[start INPUT]
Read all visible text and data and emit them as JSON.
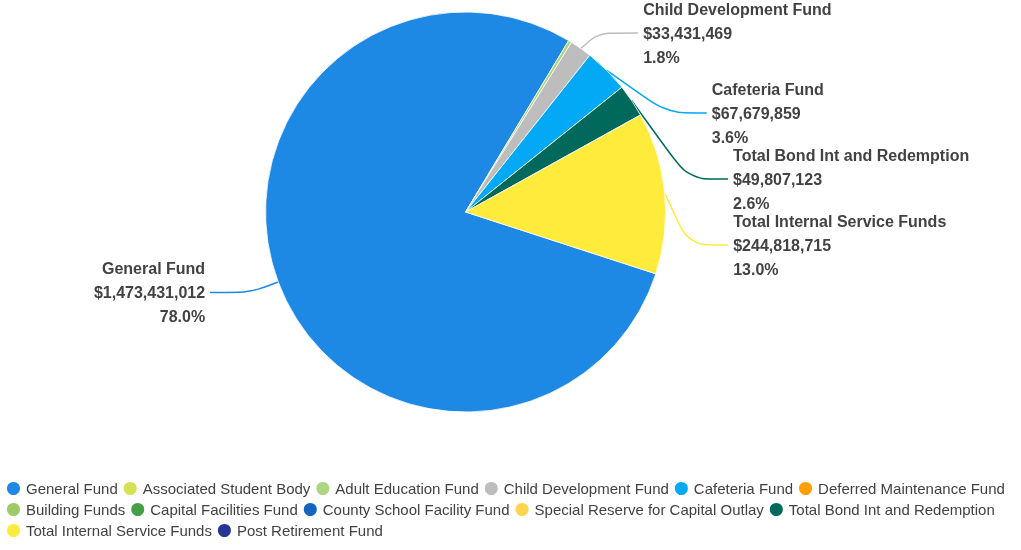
{
  "chart_data": {
    "type": "pie",
    "categories": [
      "General Fund",
      "Associated Student Body",
      "Adult Education Fund",
      "Child Development Fund",
      "Cafeteria Fund",
      "Deferred Maintenance Fund",
      "Building Funds",
      "Capital Facilities Fund",
      "County School Facility Fund",
      "Special Reserve for Capital Outlay",
      "Total Bond Int and Redemption",
      "Total Internal Service Funds",
      "Post Retirement Fund"
    ],
    "values": [
      1473431012,
      null,
      5000000,
      33431469,
      67679859,
      null,
      null,
      null,
      null,
      null,
      49807123,
      244818715,
      null
    ],
    "colors": [
      "#1e88e5",
      "#d4e157",
      "#aed581",
      "#bdbdbd",
      "#03a9f4",
      "#ffa000",
      "#9ccc65",
      "#43a047",
      "#1565c0",
      "#ffd54f",
      "#00695c",
      "#ffeb3b",
      "#283593"
    ],
    "value_labels": [
      "$1,473,431,012\n78.0%",
      null,
      null,
      "$33,431,469\n1.8%",
      "$67,679,859\n3.6%",
      null,
      null,
      null,
      null,
      null,
      "$49,807,123\n2.6%",
      "$244,818,715\n13.0%",
      null
    ],
    "legend": "bottom"
  }
}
[end INPUT]
INSTRUCTIONS TO FOLLOW
In the listing above, find the lines holding the word "Total" and copy them.

FINISHED EXERCISE
      "Total Bond Int and Redemption",
      "Total Internal Service Funds",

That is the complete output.